▸ **STATED EXERCISE**
Repeat every record below exactly as written.

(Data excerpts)
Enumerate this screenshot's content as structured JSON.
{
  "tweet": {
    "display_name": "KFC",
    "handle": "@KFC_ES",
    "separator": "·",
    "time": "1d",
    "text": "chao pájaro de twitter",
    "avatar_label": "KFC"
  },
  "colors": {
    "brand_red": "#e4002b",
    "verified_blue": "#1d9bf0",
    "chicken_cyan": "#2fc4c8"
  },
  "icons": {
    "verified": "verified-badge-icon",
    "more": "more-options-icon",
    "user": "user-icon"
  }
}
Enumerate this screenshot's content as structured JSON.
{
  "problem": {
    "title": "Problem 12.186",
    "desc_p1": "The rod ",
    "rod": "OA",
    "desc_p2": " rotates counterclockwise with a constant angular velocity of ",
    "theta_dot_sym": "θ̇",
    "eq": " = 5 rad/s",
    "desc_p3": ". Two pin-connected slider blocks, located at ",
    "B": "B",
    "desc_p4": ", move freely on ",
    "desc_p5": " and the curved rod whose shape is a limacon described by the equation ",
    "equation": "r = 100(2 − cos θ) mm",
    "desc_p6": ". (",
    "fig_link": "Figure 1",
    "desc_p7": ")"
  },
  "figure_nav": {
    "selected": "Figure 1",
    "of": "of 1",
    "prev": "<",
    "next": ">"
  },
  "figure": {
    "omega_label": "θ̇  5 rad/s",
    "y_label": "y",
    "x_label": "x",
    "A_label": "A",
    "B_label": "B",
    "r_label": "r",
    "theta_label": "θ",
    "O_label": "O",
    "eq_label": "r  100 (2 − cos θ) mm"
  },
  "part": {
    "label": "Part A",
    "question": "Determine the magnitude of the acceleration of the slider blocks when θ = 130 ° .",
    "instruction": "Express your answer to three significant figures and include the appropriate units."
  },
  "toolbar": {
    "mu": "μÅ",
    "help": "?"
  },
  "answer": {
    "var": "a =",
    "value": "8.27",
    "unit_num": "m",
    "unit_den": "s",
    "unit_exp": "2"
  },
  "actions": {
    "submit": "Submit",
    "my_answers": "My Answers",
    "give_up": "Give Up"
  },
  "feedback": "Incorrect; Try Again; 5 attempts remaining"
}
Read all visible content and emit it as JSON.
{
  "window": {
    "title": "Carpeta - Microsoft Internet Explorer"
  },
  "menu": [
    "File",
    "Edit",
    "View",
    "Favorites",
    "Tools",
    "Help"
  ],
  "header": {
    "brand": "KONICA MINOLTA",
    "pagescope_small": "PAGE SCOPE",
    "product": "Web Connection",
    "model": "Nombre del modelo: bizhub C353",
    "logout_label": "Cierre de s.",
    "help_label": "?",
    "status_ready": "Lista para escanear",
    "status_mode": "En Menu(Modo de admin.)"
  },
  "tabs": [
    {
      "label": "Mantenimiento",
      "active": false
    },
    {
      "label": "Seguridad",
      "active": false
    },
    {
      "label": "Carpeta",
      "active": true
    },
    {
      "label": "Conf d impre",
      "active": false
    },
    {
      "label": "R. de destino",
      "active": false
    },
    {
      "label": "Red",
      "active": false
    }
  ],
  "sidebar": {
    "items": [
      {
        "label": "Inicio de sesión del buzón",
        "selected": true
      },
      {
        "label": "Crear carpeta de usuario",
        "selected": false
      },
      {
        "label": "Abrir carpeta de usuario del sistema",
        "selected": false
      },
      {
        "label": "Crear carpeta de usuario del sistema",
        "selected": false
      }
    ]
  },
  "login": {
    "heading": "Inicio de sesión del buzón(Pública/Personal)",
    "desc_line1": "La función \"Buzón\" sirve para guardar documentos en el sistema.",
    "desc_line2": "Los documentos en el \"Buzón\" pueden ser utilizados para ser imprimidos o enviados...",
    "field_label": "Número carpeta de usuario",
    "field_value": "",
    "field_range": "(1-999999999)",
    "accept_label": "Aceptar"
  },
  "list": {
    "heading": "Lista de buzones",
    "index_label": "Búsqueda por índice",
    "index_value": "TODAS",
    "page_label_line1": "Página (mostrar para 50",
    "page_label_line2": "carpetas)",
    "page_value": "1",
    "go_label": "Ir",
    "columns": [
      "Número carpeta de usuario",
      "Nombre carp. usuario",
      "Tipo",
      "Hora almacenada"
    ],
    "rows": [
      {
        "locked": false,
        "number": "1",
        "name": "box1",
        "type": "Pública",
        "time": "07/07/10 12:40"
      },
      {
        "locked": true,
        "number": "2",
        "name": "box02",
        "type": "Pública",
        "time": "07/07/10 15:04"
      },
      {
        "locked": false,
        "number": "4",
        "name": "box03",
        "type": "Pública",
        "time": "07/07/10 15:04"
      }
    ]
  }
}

▸ **ANSWER TO THE PROBLEM**
Enumerate this screenshot's content as structured JSON.
{
  "tweet": {
    "display_name": "KFC",
    "handle": "@KFC_ES",
    "separator": "·",
    "time": "1d",
    "text": "chao pájaro de twitter",
    "avatar_label": "KFC"
  },
  "colors": {
    "brand_red": "#e4002b",
    "verified_blue": "#1d9bf0",
    "chicken_cyan": "#2fc4c8"
  },
  "icons": {
    "verified": "verified-badge-icon",
    "more": "more-options-icon",
    "user": "user-icon"
  }
}
Enumerate this screenshot's content as structured JSON.
{
  "problem": {
    "title": "Problem 12.186",
    "desc_p1": "The rod ",
    "rod": "OA",
    "desc_p2": " rotates counterclockwise with a constant angular velocity of ",
    "theta_dot_sym": "θ̇",
    "eq": " = 5 rad/s",
    "desc_p3": ". Two pin-connected slider blocks, located at ",
    "B": "B",
    "desc_p4": ", move freely on ",
    "desc_p5": " and the curved rod whose shape is a limacon described by the equation ",
    "equation": "r = 100(2 − cos θ) mm",
    "desc_p6": ". (",
    "fig_link": "Figure 1",
    "desc_p7": ")"
  },
  "figure_nav": {
    "selected": "Figure 1",
    "of": "of 1",
    "prev": "<",
    "next": ">"
  },
  "figure": {
    "omega_label": "θ̇  5 rad/s",
    "y_label": "y",
    "x_label": "x",
    "A_label": "A",
    "B_label": "B",
    "r_label": "r",
    "theta_label": "θ",
    "O_label": "O",
    "eq_label": "r  100 (2 − cos θ) mm"
  },
  "part": {
    "label": "Part A",
    "question": "Determine the magnitude of the acceleration of the slider blocks when θ = 130 ° .",
    "instruction": "Express your answer to three significant figures and include the appropriate units."
  },
  "toolbar": {
    "mu": "μÅ",
    "help": "?"
  },
  "answer": {
    "var": "a =",
    "value": "8.27",
    "unit_num": "m",
    "unit_den": "s",
    "unit_exp": "2"
  },
  "actions": {
    "submit": "Submit",
    "my_answers": "My Answers",
    "give_up": "Give Up"
  },
  "feedback": "Incorrect; Try Again; 5 attempts remaining"
}
Read all visible content and emit it as JSON.
{
  "window": {
    "title": "Carpeta - Microsoft Internet Explorer"
  },
  "menu": [
    "File",
    "Edit",
    "View",
    "Favorites",
    "Tools",
    "Help"
  ],
  "header": {
    "brand": "KONICA MINOLTA",
    "pagescope_small": "PAGE SCOPE",
    "product": "Web Connection",
    "model": "Nombre del modelo: bizhub C353",
    "logout_label": "Cierre de s.",
    "help_label": "?",
    "status_ready": "Lista para escanear",
    "status_mode": "En Menu(Modo de admin.)"
  },
  "tabs": [
    {
      "label": "Mantenimiento",
      "active": false
    },
    {
      "label": "Seguridad",
      "active": false
    },
    {
      "label": "Carpeta",
      "active": true
    },
    {
      "label": "Conf d impre",
      "active": false
    },
    {
      "label": "R. de destino",
      "active": false
    },
    {
      "label": "Red",
      "active": false
    }
  ],
  "sidebar": {
    "items": [
      {
        "label": "Inicio de sesión del buzón",
        "selected": true
      },
      {
        "label": "Crear carpeta de usuario",
        "selected": false
      },
      {
        "label": "Abrir carpeta de usuario del sistema",
        "selected": false
      },
      {
        "label": "Crear carpeta de usuario del sistema",
        "selected": false
      }
    ]
  },
  "login": {
    "heading": "Inicio de sesión del buzón(Pública/Personal)",
    "desc_line1": "La función \"Buzón\" sirve para guardar documentos en el sistema.",
    "desc_line2": "Los documentos en el \"Buzón\" pueden ser utilizados para ser imprimidos o enviados...",
    "field_label": "Número carpeta de usuario",
    "field_value": "",
    "field_range": "(1-999999999)",
    "accept_label": "Aceptar"
  },
  "list": {
    "heading": "Lista de buzones",
    "index_label": "Búsqueda por índice",
    "index_value": "TODAS",
    "page_label_line1": "Página (mostrar para 50",
    "page_label_line2": "carpetas)",
    "page_value": "1",
    "go_label": "Ir",
    "columns": [
      "Número carpeta de usuario",
      "Nombre carp. usuario",
      "Tipo",
      "Hora almacenada"
    ],
    "rows": [
      {
        "locked": false,
        "number": "1",
        "name": "box1",
        "type": "Pública",
        "time": "07/07/10 12:40"
      },
      {
        "locked": true,
        "number": "2",
        "name": "box02",
        "type": "Pública",
        "time": "07/07/10 15:04"
      },
      {
        "locked": false,
        "number": "4",
        "name": "box03",
        "type": "Pública",
        "time": "07/07/10 15:04"
      }
    ]
  }
}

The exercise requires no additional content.